== Recorded data

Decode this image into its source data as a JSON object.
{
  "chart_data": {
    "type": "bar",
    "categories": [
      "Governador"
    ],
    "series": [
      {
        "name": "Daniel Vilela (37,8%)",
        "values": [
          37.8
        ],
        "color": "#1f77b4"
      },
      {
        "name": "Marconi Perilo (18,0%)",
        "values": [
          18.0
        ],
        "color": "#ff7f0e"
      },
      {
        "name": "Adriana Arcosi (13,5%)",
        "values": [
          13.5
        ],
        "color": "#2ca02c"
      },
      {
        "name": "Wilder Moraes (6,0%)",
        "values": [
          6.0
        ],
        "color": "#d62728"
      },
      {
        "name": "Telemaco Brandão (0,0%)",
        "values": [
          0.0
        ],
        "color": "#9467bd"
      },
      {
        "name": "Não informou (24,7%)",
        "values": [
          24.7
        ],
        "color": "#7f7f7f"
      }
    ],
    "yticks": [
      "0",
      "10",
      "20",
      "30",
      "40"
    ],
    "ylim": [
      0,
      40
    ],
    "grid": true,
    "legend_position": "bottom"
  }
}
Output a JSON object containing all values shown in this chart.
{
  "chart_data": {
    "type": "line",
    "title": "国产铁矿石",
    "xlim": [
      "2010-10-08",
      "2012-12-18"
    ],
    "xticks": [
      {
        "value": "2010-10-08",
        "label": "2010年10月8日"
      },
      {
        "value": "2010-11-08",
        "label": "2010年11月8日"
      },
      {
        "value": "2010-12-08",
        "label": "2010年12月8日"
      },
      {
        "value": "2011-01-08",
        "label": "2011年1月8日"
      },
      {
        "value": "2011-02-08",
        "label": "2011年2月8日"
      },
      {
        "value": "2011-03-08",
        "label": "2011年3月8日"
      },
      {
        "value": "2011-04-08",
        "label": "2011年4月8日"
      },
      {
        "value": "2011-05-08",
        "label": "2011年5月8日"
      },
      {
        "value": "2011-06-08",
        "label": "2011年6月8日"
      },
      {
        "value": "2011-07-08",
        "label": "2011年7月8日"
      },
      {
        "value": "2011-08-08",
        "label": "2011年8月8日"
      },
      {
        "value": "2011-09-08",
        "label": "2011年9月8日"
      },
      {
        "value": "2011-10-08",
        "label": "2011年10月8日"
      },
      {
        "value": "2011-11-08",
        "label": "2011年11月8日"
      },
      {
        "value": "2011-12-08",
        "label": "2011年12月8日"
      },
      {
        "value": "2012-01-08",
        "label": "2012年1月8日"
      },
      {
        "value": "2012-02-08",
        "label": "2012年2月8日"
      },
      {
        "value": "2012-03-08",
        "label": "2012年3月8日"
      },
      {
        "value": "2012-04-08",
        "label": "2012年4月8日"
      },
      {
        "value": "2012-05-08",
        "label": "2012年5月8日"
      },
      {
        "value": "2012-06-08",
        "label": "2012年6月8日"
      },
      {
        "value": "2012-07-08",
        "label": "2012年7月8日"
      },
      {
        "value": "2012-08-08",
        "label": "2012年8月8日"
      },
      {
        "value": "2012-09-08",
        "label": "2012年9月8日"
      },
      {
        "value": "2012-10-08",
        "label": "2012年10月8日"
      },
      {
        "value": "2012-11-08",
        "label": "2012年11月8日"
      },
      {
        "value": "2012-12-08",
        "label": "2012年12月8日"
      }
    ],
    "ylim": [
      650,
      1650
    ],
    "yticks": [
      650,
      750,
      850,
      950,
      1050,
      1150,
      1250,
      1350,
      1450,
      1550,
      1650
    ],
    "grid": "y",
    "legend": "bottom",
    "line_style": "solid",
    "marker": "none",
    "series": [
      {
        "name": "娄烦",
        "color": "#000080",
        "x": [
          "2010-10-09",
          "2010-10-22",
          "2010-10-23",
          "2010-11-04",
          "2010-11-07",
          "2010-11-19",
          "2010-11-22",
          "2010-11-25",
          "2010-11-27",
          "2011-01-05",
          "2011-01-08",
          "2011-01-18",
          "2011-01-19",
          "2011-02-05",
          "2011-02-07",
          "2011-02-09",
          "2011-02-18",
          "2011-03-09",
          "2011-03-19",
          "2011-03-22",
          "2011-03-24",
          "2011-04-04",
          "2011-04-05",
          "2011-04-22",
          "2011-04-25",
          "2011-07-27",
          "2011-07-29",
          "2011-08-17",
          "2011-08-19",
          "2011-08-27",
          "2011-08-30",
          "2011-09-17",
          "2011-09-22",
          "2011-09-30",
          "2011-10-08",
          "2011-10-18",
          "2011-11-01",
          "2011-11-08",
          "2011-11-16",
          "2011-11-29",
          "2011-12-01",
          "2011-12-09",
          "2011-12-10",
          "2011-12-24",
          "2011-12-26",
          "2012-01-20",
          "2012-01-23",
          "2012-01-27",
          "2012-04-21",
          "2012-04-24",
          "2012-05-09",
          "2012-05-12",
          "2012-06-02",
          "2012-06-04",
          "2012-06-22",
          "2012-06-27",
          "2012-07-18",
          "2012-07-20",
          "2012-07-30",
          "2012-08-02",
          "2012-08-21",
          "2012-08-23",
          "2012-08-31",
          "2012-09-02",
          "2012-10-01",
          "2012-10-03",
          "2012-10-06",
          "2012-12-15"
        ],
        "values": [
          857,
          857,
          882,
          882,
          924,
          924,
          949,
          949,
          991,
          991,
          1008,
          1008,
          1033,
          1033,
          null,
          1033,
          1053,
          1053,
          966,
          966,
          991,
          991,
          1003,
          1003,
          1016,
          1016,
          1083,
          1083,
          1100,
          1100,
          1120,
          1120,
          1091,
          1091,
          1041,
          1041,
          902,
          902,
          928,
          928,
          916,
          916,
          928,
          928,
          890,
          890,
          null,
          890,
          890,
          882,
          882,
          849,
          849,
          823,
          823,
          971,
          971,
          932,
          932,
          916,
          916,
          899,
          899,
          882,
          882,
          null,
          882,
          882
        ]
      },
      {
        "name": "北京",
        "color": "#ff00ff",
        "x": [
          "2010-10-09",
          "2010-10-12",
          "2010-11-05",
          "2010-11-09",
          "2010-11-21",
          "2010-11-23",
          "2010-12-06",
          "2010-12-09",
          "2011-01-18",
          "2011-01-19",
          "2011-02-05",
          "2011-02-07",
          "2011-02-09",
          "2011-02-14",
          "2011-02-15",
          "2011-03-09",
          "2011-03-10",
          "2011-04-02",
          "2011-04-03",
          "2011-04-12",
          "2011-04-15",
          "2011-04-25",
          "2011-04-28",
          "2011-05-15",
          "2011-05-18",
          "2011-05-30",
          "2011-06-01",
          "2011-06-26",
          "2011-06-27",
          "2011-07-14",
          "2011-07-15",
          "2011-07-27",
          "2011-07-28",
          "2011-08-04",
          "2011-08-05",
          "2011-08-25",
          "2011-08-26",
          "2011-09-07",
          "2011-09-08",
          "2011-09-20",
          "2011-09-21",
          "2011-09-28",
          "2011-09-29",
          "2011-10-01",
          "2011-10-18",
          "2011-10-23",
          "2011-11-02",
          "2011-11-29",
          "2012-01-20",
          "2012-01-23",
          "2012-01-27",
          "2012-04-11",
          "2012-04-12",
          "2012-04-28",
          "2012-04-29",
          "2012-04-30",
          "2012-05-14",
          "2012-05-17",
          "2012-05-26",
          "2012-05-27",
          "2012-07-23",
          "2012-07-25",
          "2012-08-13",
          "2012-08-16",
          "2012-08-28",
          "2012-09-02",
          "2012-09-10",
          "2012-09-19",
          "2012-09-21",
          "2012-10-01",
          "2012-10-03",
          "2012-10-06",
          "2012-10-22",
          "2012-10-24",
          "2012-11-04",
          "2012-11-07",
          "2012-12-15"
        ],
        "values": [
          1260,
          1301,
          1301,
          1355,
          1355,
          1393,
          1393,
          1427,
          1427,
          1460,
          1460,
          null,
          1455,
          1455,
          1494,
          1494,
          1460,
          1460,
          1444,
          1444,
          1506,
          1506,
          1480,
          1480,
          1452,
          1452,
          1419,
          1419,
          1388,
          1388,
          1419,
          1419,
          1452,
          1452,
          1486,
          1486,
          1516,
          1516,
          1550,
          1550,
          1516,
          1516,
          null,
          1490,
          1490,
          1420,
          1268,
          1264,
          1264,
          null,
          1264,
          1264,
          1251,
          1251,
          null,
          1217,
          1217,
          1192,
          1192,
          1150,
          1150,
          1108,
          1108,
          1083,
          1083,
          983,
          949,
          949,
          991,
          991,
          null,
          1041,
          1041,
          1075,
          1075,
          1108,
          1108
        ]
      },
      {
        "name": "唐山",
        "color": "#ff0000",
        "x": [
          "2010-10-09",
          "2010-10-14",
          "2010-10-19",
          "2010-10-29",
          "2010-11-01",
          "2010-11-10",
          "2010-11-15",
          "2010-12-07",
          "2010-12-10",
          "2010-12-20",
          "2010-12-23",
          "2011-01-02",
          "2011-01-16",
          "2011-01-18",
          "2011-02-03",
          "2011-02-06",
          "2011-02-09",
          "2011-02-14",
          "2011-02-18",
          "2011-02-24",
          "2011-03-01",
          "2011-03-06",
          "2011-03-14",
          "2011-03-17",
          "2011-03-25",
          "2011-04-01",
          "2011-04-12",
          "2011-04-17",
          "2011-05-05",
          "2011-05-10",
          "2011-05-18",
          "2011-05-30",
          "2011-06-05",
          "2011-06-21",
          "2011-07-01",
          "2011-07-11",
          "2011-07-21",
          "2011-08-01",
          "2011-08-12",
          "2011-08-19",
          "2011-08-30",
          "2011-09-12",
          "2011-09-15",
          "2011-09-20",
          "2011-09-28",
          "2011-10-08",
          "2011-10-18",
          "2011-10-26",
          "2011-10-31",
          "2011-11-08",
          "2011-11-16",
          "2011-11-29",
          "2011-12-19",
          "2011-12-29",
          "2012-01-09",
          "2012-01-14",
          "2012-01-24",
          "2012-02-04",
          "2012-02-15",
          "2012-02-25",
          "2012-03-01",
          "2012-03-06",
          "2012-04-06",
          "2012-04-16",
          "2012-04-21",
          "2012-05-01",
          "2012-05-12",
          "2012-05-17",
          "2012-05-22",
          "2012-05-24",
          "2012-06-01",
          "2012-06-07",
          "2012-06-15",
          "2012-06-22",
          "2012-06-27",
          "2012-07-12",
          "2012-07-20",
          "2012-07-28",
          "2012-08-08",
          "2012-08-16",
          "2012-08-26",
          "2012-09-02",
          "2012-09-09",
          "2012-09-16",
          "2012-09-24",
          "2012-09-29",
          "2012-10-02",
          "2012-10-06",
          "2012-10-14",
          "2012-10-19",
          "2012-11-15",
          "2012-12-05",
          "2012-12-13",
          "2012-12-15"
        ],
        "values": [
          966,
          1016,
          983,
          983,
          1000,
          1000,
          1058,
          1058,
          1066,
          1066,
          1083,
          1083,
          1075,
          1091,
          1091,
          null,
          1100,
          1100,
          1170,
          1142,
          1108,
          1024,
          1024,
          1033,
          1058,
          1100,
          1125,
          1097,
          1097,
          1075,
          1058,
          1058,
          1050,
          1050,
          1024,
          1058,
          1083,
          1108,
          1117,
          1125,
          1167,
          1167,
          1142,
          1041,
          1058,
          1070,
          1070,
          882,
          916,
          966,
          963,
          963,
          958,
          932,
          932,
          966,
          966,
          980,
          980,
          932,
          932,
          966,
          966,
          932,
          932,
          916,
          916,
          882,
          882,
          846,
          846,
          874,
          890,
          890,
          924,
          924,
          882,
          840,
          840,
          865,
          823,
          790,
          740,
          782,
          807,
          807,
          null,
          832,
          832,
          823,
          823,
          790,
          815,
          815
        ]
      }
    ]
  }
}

====

Going through the data, tally the lines containing "color" and report only the result.

**Finished exercise:** 9